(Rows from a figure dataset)
::::

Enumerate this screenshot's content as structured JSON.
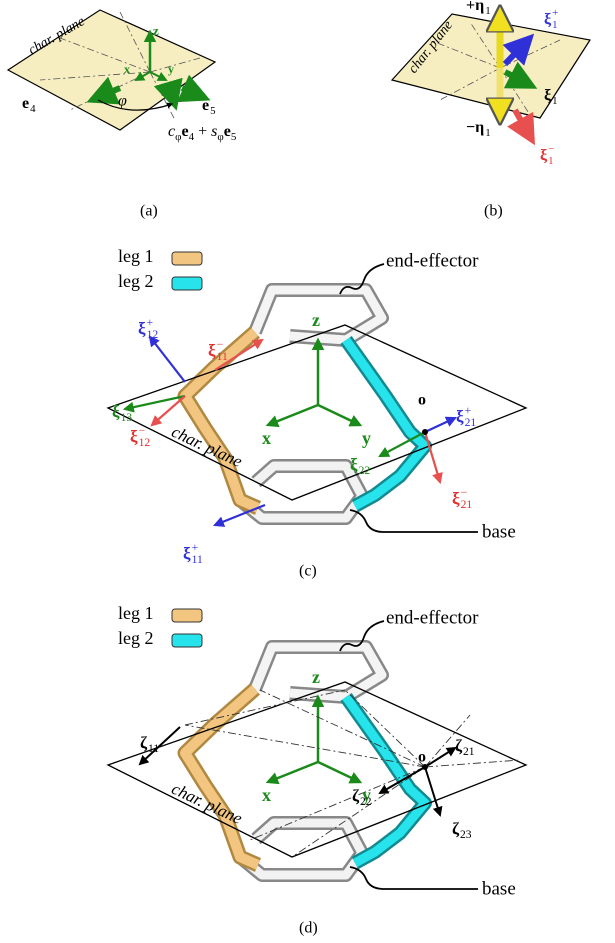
{
  "panel_a": {
    "plane": "char. plane",
    "axes": {
      "z": "z",
      "x": "x",
      "y": "y"
    },
    "e4": {
      "t": "e",
      "sub": "4"
    },
    "e5": {
      "t": "e",
      "sub": "5"
    },
    "phi": "φ",
    "combo": [
      {
        "t": "c",
        "sub": "φ"
      },
      {
        "t": "e",
        "sub": "4"
      },
      {
        "t": " + "
      },
      {
        "t": "s",
        "sub": "φ"
      },
      {
        "t": "e",
        "sub": "5"
      }
    ],
    "caption": "(a)"
  },
  "panel_b": {
    "plane": "char. plane",
    "eta_plus": {
      "t": "+η",
      "sub": "1"
    },
    "xi_plus": {
      "t": "ξ",
      "sub": "1",
      "sup": "+",
      "color": "#3030d8"
    },
    "xi": {
      "t": "ξ",
      "sub": "1"
    },
    "eta_minus": {
      "t": "−η",
      "sub": "1"
    },
    "xi_minus": {
      "t": "ξ",
      "sub": "1",
      "sup": "−",
      "color": "#e03030"
    },
    "caption": "(b)"
  },
  "panel_c": {
    "legend": [
      {
        "label": "leg 1",
        "color": "#f2c681"
      },
      {
        "label": "leg 2",
        "color": "#27e3eb"
      }
    ],
    "end_effector": "end-effector",
    "base": "base",
    "plane": "char. plane",
    "axes": {
      "z": "z",
      "x": "x",
      "y": "y"
    },
    "origin": "o",
    "labels": [
      {
        "t": "ξ",
        "sub": "12",
        "sup": "+",
        "color": "#3030d8"
      },
      {
        "t": "ξ",
        "sub": "11",
        "sup": "−",
        "color": "#e03030"
      },
      {
        "t": "ξ",
        "sub": "13",
        "color": "#1a8a1a"
      },
      {
        "t": "ξ",
        "sub": "12",
        "sup": "−",
        "color": "#e03030"
      },
      {
        "t": "ξ",
        "sub": "21",
        "sup": "+",
        "color": "#3030d8"
      },
      {
        "t": "ξ",
        "sub": "22",
        "color": "#1a8a1a"
      },
      {
        "t": "ξ",
        "sub": "21",
        "sup": "−",
        "color": "#e03030"
      },
      {
        "t": "ξ",
        "sub": "11",
        "sup": "+",
        "color": "#3030d8"
      }
    ],
    "caption": "(c)"
  },
  "panel_d": {
    "legend": [
      {
        "label": "leg 1",
        "color": "#f2c681"
      },
      {
        "label": "leg 2",
        "color": "#27e3eb"
      }
    ],
    "end_effector": "end-effector",
    "base": "base",
    "plane": "char. plane",
    "axes": {
      "z": "z",
      "x": "x",
      "y": "y"
    },
    "origin": "o",
    "labels": [
      {
        "t": "ζ",
        "sub": "11",
        "color": "#000000"
      },
      {
        "t": "ζ",
        "sub": "21",
        "color": "#000000"
      },
      {
        "t": "ζ",
        "sub": "22",
        "color": "#000000"
      },
      {
        "t": "ζ",
        "sub": "23",
        "color": "#000000"
      }
    ],
    "caption": "(d)"
  }
}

::::

**WHAT TO DO**: Your task is to repeat the material above exactly, without its pictures.

**PROBLEM SOLUTION**:
Enumerate this screenshot's content as structured JSON.
{
  "panel_a": {
    "plane": "char. plane",
    "axes": {
      "z": "z",
      "x": "x",
      "y": "y"
    },
    "e4": {
      "t": "e",
      "sub": "4"
    },
    "e5": {
      "t": "e",
      "sub": "5"
    },
    "phi": "φ",
    "combo": [
      {
        "t": "c",
        "sub": "φ"
      },
      {
        "t": "e",
        "sub": "4"
      },
      {
        "t": " + "
      },
      {
        "t": "s",
        "sub": "φ"
      },
      {
        "t": "e",
        "sub": "5"
      }
    ],
    "caption": "(a)"
  },
  "panel_b": {
    "plane": "char. plane",
    "eta_plus": {
      "t": "+η",
      "sub": "1"
    },
    "xi_plus": {
      "t": "ξ",
      "sub": "1",
      "sup": "+",
      "color": "#3030d8"
    },
    "xi": {
      "t": "ξ",
      "sub": "1"
    },
    "eta_minus": {
      "t": "−η",
      "sub": "1"
    },
    "xi_minus": {
      "t": "ξ",
      "sub": "1",
      "sup": "−",
      "color": "#e03030"
    },
    "caption": "(b)"
  },
  "panel_c": {
    "legend": [
      {
        "label": "leg 1",
        "color": "#f2c681"
      },
      {
        "label": "leg 2",
        "color": "#27e3eb"
      }
    ],
    "end_effector": "end-effector",
    "base": "base",
    "plane": "char. plane",
    "axes": {
      "z": "z",
      "x": "x",
      "y": "y"
    },
    "origin": "o",
    "labels": [
      {
        "t": "ξ",
        "sub": "12",
        "sup": "+",
        "color": "#3030d8"
      },
      {
        "t": "ξ",
        "sub": "11",
        "sup": "−",
        "color": "#e03030"
      },
      {
        "t": "ξ",
        "sub": "13",
        "color": "#1a8a1a"
      },
      {
        "t": "ξ",
        "sub": "12",
        "sup": "−",
        "color": "#e03030"
      },
      {
        "t": "ξ",
        "sub": "21",
        "sup": "+",
        "color": "#3030d8"
      },
      {
        "t": "ξ",
        "sub": "22",
        "color": "#1a8a1a"
      },
      {
        "t": "ξ",
        "sub": "21",
        "sup": "−",
        "color": "#e03030"
      },
      {
        "t": "ξ",
        "sub": "11",
        "sup": "+",
        "color": "#3030d8"
      }
    ],
    "caption": "(c)"
  },
  "panel_d": {
    "legend": [
      {
        "label": "leg 1",
        "color": "#f2c681"
      },
      {
        "label": "leg 2",
        "color": "#27e3eb"
      }
    ],
    "end_effector": "end-effector",
    "base": "base",
    "plane": "char. plane",
    "axes": {
      "z": "z",
      "x": "x",
      "y": "y"
    },
    "origin": "o",
    "labels": [
      {
        "t": "ζ",
        "sub": "11",
        "color": "#000000"
      },
      {
        "t": "ζ",
        "sub": "21",
        "color": "#000000"
      },
      {
        "t": "ζ",
        "sub": "22",
        "color": "#000000"
      },
      {
        "t": "ζ",
        "sub": "23",
        "color": "#000000"
      }
    ],
    "caption": "(d)"
  }
}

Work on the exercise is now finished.